[Start Information supplied]
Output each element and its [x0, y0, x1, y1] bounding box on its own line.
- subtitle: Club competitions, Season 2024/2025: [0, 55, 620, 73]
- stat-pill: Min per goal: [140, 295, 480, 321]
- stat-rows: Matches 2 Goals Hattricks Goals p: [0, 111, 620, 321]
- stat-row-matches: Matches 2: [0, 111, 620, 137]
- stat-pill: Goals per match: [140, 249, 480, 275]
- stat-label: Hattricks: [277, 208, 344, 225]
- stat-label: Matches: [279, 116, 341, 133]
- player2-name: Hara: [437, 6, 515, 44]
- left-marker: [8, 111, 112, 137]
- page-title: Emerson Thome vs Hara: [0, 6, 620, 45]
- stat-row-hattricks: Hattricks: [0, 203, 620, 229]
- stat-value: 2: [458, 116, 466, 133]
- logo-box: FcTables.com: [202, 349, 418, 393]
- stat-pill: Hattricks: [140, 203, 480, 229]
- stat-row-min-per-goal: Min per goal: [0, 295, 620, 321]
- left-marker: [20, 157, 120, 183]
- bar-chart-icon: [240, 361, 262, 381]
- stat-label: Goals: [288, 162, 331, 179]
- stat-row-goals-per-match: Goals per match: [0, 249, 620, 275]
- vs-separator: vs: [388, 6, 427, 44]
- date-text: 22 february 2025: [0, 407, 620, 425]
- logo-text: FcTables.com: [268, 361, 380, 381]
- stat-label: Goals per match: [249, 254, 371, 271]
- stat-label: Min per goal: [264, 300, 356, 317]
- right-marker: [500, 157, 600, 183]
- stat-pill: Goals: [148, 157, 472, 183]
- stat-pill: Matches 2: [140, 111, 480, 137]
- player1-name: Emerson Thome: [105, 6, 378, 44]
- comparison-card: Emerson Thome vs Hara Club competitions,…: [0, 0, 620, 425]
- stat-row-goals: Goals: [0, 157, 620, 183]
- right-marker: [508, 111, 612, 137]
[End Information supplied]
▶ **Task directions**
Report each line of the listing above that contains the string "Hattricks", copying every such line in full.

▶ **Exercise solution**
- stat-rows: Matches 2 Goals Hattricks Goals p: [0, 111, 620, 321]
- stat-label: Hattricks: [277, 208, 344, 225]
- stat-row-hattricks: Hattricks: [0, 203, 620, 229]
- stat-pill: Hattricks: [140, 203, 480, 229]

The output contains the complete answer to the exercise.